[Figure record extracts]
--

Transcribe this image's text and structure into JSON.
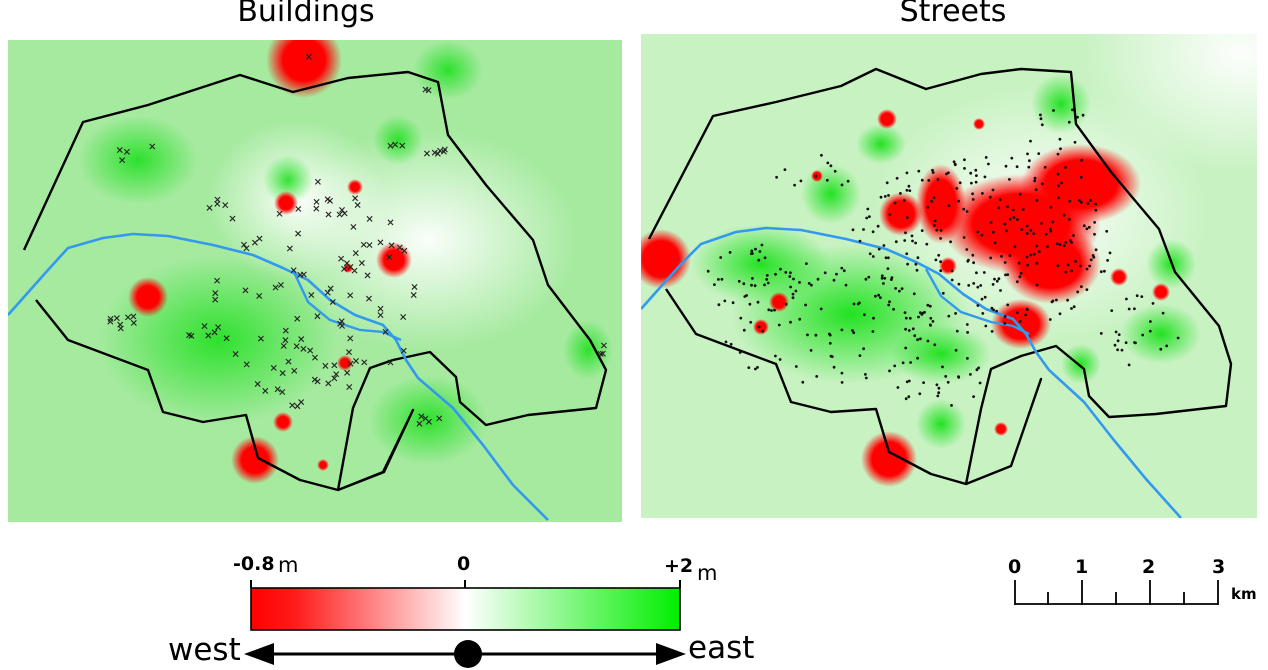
{
  "panels": {
    "buildings": {
      "title": "Buildings"
    },
    "streets": {
      "title": "Streets"
    }
  },
  "colorbar": {
    "min_label": "-0.8",
    "min_unit": "m",
    "mid_label": "0",
    "max_label": "+2",
    "max_unit": "m",
    "min_value": -0.8,
    "max_value": 2,
    "color_negative": "#ff0000",
    "color_zero": "#ffffff",
    "color_positive": "#00ee00"
  },
  "direction": {
    "west_label": "west",
    "east_label": "east"
  },
  "scalebar": {
    "ticks": [
      "0",
      "1",
      "2",
      "3"
    ],
    "unit": "km"
  },
  "colors": {
    "boundary": "#000000",
    "river": "#3399ee",
    "background_field": "#a6eaa0"
  }
}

--

Pictures are not part of the copy; reproduce everything else in the records exactly.

* _REPLY_
Transcribe this image's text and structure into JSON.
{
  "panels": {
    "buildings": {
      "title": "Buildings"
    },
    "streets": {
      "title": "Streets"
    }
  },
  "colorbar": {
    "min_label": "-0.8",
    "min_unit": "m",
    "mid_label": "0",
    "max_label": "+2",
    "max_unit": "m",
    "min_value": -0.8,
    "max_value": 2,
    "color_negative": "#ff0000",
    "color_zero": "#ffffff",
    "color_positive": "#00ee00"
  },
  "direction": {
    "west_label": "west",
    "east_label": "east"
  },
  "scalebar": {
    "ticks": [
      "0",
      "1",
      "2",
      "3"
    ],
    "unit": "km"
  },
  "colors": {
    "boundary": "#000000",
    "river": "#3399ee",
    "background_field": "#a6eaa0"
  }
}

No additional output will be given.